»»

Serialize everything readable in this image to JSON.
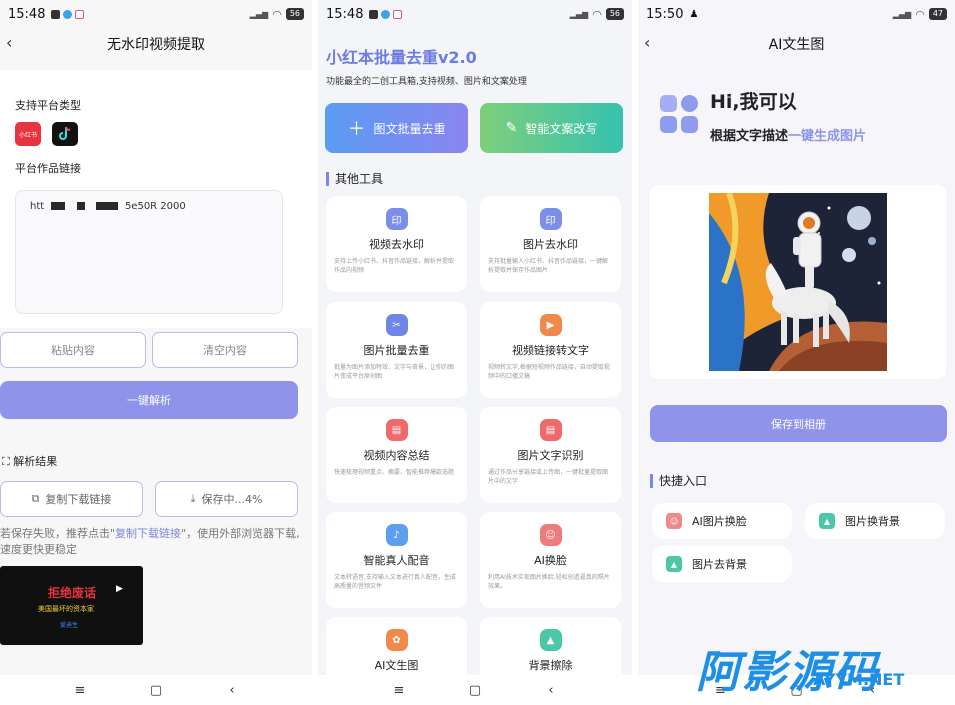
{
  "colors": {
    "accent": "#8f93ea",
    "title_blue": "#6b7ae6",
    "watermark": "#1e8fe6"
  },
  "screen1": {
    "status": {
      "time": "15:48",
      "battery": "56"
    },
    "title": "无水印视频提取",
    "platform_label": "支持平台类型",
    "platforms": [
      "小红书",
      "抖音"
    ],
    "link_label": "平台作品链接",
    "link_start": "htt",
    "link_end": "5e50R 2000",
    "paste": "粘贴内容",
    "clear": "清空内容",
    "parse": "一键解析",
    "result_label": "解析结果",
    "copy_link": "复制下载链接",
    "saving": "保存中...4%",
    "hint_a": "若保存失败，推荐点击\"",
    "hint_link": "复制下载链接",
    "hint_b": "\"，使用外部浏览器下载,速度更快更稳定",
    "video": {
      "title": "拒绝废话",
      "subtitle": "美国最坏的资本家",
      "author": "爱迪生"
    }
  },
  "screen2": {
    "status": {
      "time": "15:48",
      "battery": "56"
    },
    "app_title": "小红本批量去重v2.0",
    "app_sub": "功能最全的二创工具箱,支持视频、图片和文案处理",
    "btn_batch": "图文批量去重",
    "btn_rewrite": "智能文案改写",
    "section": "其他工具",
    "tools": [
      {
        "title": "视频去水印",
        "desc": "支持上传小红书、抖音作品链接，解析并提取作品内视频",
        "icon": "video-watermark-icon",
        "color": "#7b8fe8"
      },
      {
        "title": "图片去水印",
        "desc": "支持批量输入小红书、抖音作品链接，一键解析提取并保存作品图片",
        "icon": "image-watermark-icon",
        "color": "#7b8fe8"
      },
      {
        "title": "图片批量去重",
        "desc": "批量为图片添加特效、文字与背景，让你的图片变成平台原创图",
        "icon": "image-dedupe-icon",
        "color": "#6f86e8"
      },
      {
        "title": "视频链接转文字",
        "desc": "视频转文字,根据短视频作品链接，自动提取视频中的口播文稿",
        "icon": "video-text-icon",
        "color": "#f08a4b"
      },
      {
        "title": "视频内容总结",
        "desc": "快速梳理视频重点、摘要、智能推荐爆款选题",
        "icon": "summary-icon",
        "color": "#ef6b6b"
      },
      {
        "title": "图片文字识别",
        "desc": "通过作品分享链接或上传图，一键批量提取图片中的文字",
        "icon": "ocr-icon",
        "color": "#ef6b6b"
      },
      {
        "title": "智能真人配音",
        "desc": "文本转语音,支持输入文本进行真人配音，生成高质量的音频文件",
        "icon": "voice-icon",
        "color": "#5c9ef0"
      },
      {
        "title": "AI换脸",
        "desc": "利用AI技术实现图片换脸,轻松创造逼真的照片效果。",
        "icon": "face-swap-icon",
        "color": "#ef7b7b"
      },
      {
        "title": "AI文生图",
        "desc": "",
        "icon": "ai-image-icon",
        "color": "#f08a4b"
      },
      {
        "title": "背景擦除",
        "desc": "",
        "icon": "bg-erase-icon",
        "color": "#4cc7a8"
      }
    ]
  },
  "screen3": {
    "status": {
      "time": "15:50",
      "battery": "47"
    },
    "title": "AI文生图",
    "hi": "Hi,我可以",
    "desc_a": "根据文字描述",
    "desc_hl": "一键生成图片",
    "save": "保存到相册",
    "section": "快捷入口",
    "quick": [
      {
        "label": "AI图片换脸",
        "icon": "face-swap-icon",
        "color": "#ef8a8a"
      },
      {
        "label": "图片换背景",
        "icon": "change-bg-icon",
        "color": "#4cc7a8"
      },
      {
        "label": "图片去背景",
        "icon": "remove-bg-icon",
        "color": "#4cc7a8"
      }
    ],
    "watermark": "阿影源码",
    "watermark_url": "AYYM.NET"
  }
}
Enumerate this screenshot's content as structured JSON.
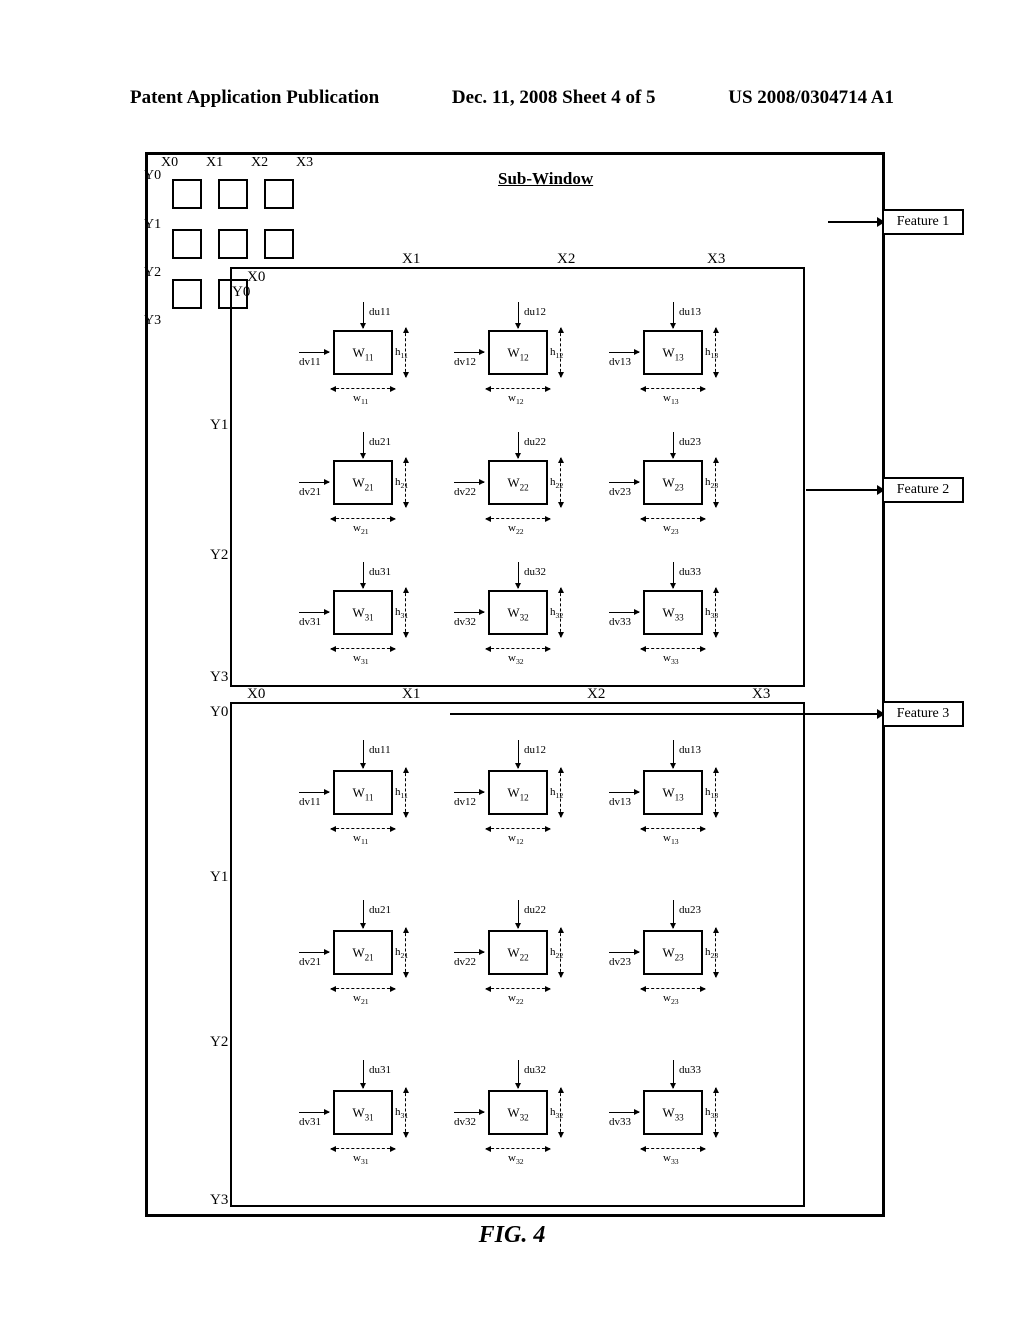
{
  "header": {
    "left": "Patent Application Publication",
    "center": "Dec. 11, 2008  Sheet 4 of 5",
    "right": "US 2008/0304714 A1"
  },
  "title": "Sub-Window",
  "features": {
    "f1": "Feature 1",
    "f2": "Feature 2",
    "f3": "Feature 3"
  },
  "axes": {
    "x": [
      "X0",
      "X1",
      "X2",
      "X3"
    ],
    "y": [
      "Y0",
      "Y1",
      "Y2",
      "Y3"
    ]
  },
  "cells": {
    "r1c1": "W11",
    "r1c2": "W12",
    "r1c3": "W13",
    "r2c1": "W21",
    "r2c2": "W22",
    "r2c3": "W23",
    "r3c1": "W31",
    "r3c2": "W32",
    "r3c3": "W33"
  },
  "du": {
    "r1c1": "du11",
    "r1c2": "du12",
    "r1c3": "du13",
    "r2c1": "du21",
    "r2c2": "du22",
    "r2c3": "du23",
    "r3c1": "du31",
    "r3c2": "du32",
    "r3c3": "du33"
  },
  "dv": {
    "r1c1": "dv11",
    "r1c2": "dv12",
    "r1c3": "dv13",
    "r2c1": "dv21",
    "r2c2": "dv22",
    "r2c3": "dv23",
    "r3c1": "dv31",
    "r3c2": "dv32",
    "r3c3": "dv33"
  },
  "h": {
    "r1c1": "h11",
    "r1c2": "h12",
    "r1c3": "h13",
    "r2c1": "h21",
    "r2c2": "h22",
    "r2c3": "h23",
    "r3c1": "h31",
    "r3c2": "h32",
    "r3c3": "h33"
  },
  "w": {
    "r1c1": "w11",
    "r1c2": "w12",
    "r1c3": "w13",
    "r2c1": "w21",
    "r2c2": "w22",
    "r2c3": "w23",
    "r3c1": "w31",
    "r3c2": "w32",
    "r3c3": "w33"
  },
  "fig": "FIG. 4"
}
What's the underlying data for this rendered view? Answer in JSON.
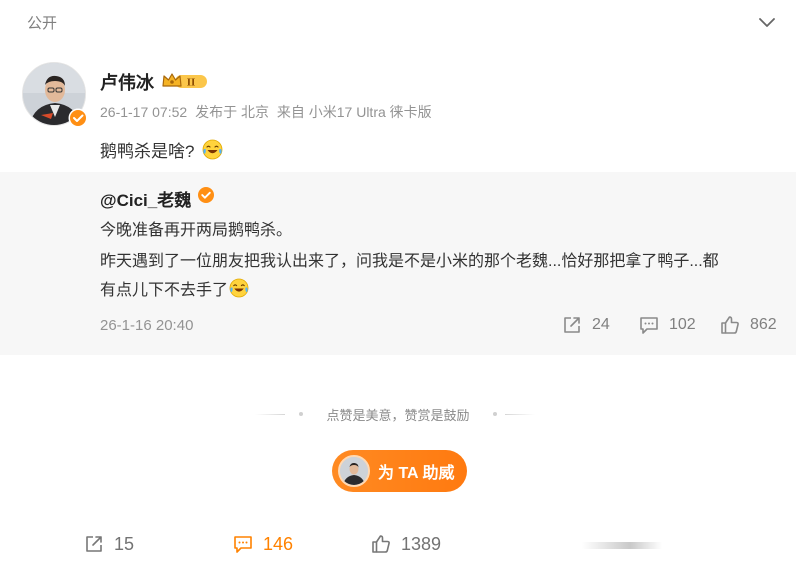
{
  "header": {
    "visibility_label": "公开"
  },
  "post": {
    "author": {
      "name": "卢伟冰",
      "vip_level": "II"
    },
    "meta": {
      "time": "26-1-17 07:52",
      "location": "发布于 北京",
      "source": "来自 小米17 Ultra 徕卡版"
    },
    "text": "鹅鸭杀是啥?",
    "emoji": "laugh-cry-emoji"
  },
  "repost": {
    "author": "@Cici_老魏",
    "line1": "今晚准备再开两局鹅鸭杀。",
    "line2": "昨天遇到了一位朋友把我认出来了，问我是不是小米的那个老魏...恰好那把拿了鸭子...都",
    "line3": "有点儿下不去手了",
    "time": "26-1-16 20:40",
    "stats": {
      "reposts": "24",
      "comments": "102",
      "likes": "862"
    }
  },
  "divider": {
    "text": "点赞是美意，赞赏是鼓励"
  },
  "support_button": {
    "label": "为 TA 助威"
  },
  "bottom_bar": {
    "reposts": "15",
    "comments": "146",
    "likes": "1389"
  },
  "colors": {
    "accent": "#ff8200",
    "repost_bg": "#f7f7f7",
    "verify_badge": "#ff8f14"
  }
}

««

## DIRECTIONS
Omit every picture while copying the listing above exactly.

## OUTPUT OF THE TASK
Serialize everything readable in this image to JSON.
{
  "colors": {
    "accent": "#8f93ea",
    "title_blue": "#6b7ae6",
    "watermark": "#1e8fe6"
  },
  "screen1": {
    "status": {
      "time": "15:48",
      "battery": "56"
    },
    "title": "无水印视频提取",
    "platform_label": "支持平台类型",
    "platforms": [
      "小红书",
      "抖音"
    ],
    "link_label": "平台作品链接",
    "link_start": "htt",
    "link_end": "5e50R 2000",
    "paste": "粘贴内容",
    "clear": "清空内容",
    "parse": "一键解析",
    "result_label": "解析结果",
    "copy_link": "复制下载链接",
    "saving": "保存中...4%",
    "hint_a": "若保存失败，推荐点击\"",
    "hint_link": "复制下载链接",
    "hint_b": "\"，使用外部浏览器下载,速度更快更稳定",
    "video": {
      "title": "拒绝废话",
      "subtitle": "美国最坏的资本家",
      "author": "爱迪生"
    }
  },
  "screen2": {
    "status": {
      "time": "15:48",
      "battery": "56"
    },
    "app_title": "小红本批量去重v2.0",
    "app_sub": "功能最全的二创工具箱,支持视频、图片和文案处理",
    "btn_batch": "图文批量去重",
    "btn_rewrite": "智能文案改写",
    "section": "其他工具",
    "tools": [
      {
        "title": "视频去水印",
        "desc": "支持上传小红书、抖音作品链接，解析并提取作品内视频",
        "icon": "video-watermark-icon",
        "color": "#7b8fe8"
      },
      {
        "title": "图片去水印",
        "desc": "支持批量输入小红书、抖音作品链接，一键解析提取并保存作品图片",
        "icon": "image-watermark-icon",
        "color": "#7b8fe8"
      },
      {
        "title": "图片批量去重",
        "desc": "批量为图片添加特效、文字与背景，让你的图片变成平台原创图",
        "icon": "image-dedupe-icon",
        "color": "#6f86e8"
      },
      {
        "title": "视频链接转文字",
        "desc": "视频转文字,根据短视频作品链接，自动提取视频中的口播文稿",
        "icon": "video-text-icon",
        "color": "#f08a4b"
      },
      {
        "title": "视频内容总结",
        "desc": "快速梳理视频重点、摘要、智能推荐爆款选题",
        "icon": "summary-icon",
        "color": "#ef6b6b"
      },
      {
        "title": "图片文字识别",
        "desc": "通过作品分享链接或上传图，一键批量提取图片中的文字",
        "icon": "ocr-icon",
        "color": "#ef6b6b"
      },
      {
        "title": "智能真人配音",
        "desc": "文本转语音,支持输入文本进行真人配音，生成高质量的音频文件",
        "icon": "voice-icon",
        "color": "#5c9ef0"
      },
      {
        "title": "AI换脸",
        "desc": "利用AI技术实现图片换脸,轻松创造逼真的照片效果。",
        "icon": "face-swap-icon",
        "color": "#ef7b7b"
      },
      {
        "title": "AI文生图",
        "desc": "",
        "icon": "ai-image-icon",
        "color": "#f08a4b"
      },
      {
        "title": "背景擦除",
        "desc": "",
        "icon": "bg-erase-icon",
        "color": "#4cc7a8"
      }
    ]
  },
  "screen3": {
    "status": {
      "time": "15:50",
      "battery": "47"
    },
    "title": "AI文生图",
    "hi": "Hi,我可以",
    "desc_a": "根据文字描述",
    "desc_hl": "一键生成图片",
    "save": "保存到相册",
    "section": "快捷入口",
    "quick": [
      {
        "label": "AI图片换脸",
        "icon": "face-swap-icon",
        "color": "#ef8a8a"
      },
      {
        "label": "图片换背景",
        "icon": "change-bg-icon",
        "color": "#4cc7a8"
      },
      {
        "label": "图片去背景",
        "icon": "remove-bg-icon",
        "color": "#4cc7a8"
      }
    ],
    "watermark": "阿影源码",
    "watermark_url": "AYYM.NET"
  }
}
Enumerate this screenshot's content as structured JSON.
{
  "header": {
    "left": "Patent Application Publication",
    "center": "Dec. 11, 2008  Sheet 4 of 5",
    "right": "US 2008/0304714 A1"
  },
  "title": "Sub-Window",
  "features": {
    "f1": "Feature 1",
    "f2": "Feature 2",
    "f3": "Feature 3"
  },
  "axes": {
    "x": [
      "X0",
      "X1",
      "X2",
      "X3"
    ],
    "y": [
      "Y0",
      "Y1",
      "Y2",
      "Y3"
    ]
  },
  "cells": {
    "r1c1": "W11",
    "r1c2": "W12",
    "r1c3": "W13",
    "r2c1": "W21",
    "r2c2": "W22",
    "r2c3": "W23",
    "r3c1": "W31",
    "r3c2": "W32",
    "r3c3": "W33"
  },
  "du": {
    "r1c1": "du11",
    "r1c2": "du12",
    "r1c3": "du13",
    "r2c1": "du21",
    "r2c2": "du22",
    "r2c3": "du23",
    "r3c1": "du31",
    "r3c2": "du32",
    "r3c3": "du33"
  },
  "dv": {
    "r1c1": "dv11",
    "r1c2": "dv12",
    "r1c3": "dv13",
    "r2c1": "dv21",
    "r2c2": "dv22",
    "r2c3": "dv23",
    "r3c1": "dv31",
    "r3c2": "dv32",
    "r3c3": "dv33"
  },
  "h": {
    "r1c1": "h11",
    "r1c2": "h12",
    "r1c3": "h13",
    "r2c1": "h21",
    "r2c2": "h22",
    "r2c3": "h23",
    "r3c1": "h31",
    "r3c2": "h32",
    "r3c3": "h33"
  },
  "w": {
    "r1c1": "w11",
    "r1c2": "w12",
    "r1c3": "w13",
    "r2c1": "w21",
    "r2c2": "w22",
    "r2c3": "w23",
    "r3c1": "w31",
    "r3c2": "w32",
    "r3c3": "w33"
  },
  "fig": "FIG. 4"
}
What's the underlying data for this rendered view? Answer in JSON.
{
  "header": {
    "visibility_label": "公开"
  },
  "post": {
    "author": {
      "name": "卢伟冰",
      "vip_level": "II"
    },
    "meta": {
      "time": "26-1-17 07:52",
      "location": "发布于 北京",
      "source": "来自 小米17 Ultra 徕卡版"
    },
    "text": "鹅鸭杀是啥?",
    "emoji": "laugh-cry-emoji"
  },
  "repost": {
    "author": "@Cici_老魏",
    "line1": "今晚准备再开两局鹅鸭杀。",
    "line2": "昨天遇到了一位朋友把我认出来了，问我是不是小米的那个老魏...恰好那把拿了鸭子...都",
    "line3": "有点儿下不去手了",
    "time": "26-1-16 20:40",
    "stats": {
      "reposts": "24",
      "comments": "102",
      "likes": "862"
    }
  },
  "divider": {
    "text": "点赞是美意，赞赏是鼓励"
  },
  "support_button": {
    "label": "为 TA 助威"
  },
  "bottom_bar": {
    "reposts": "15",
    "comments": "146",
    "likes": "1389"
  },
  "colors": {
    "accent": "#ff8200",
    "repost_bg": "#f7f7f7",
    "verify_badge": "#ff8f14"
  }
}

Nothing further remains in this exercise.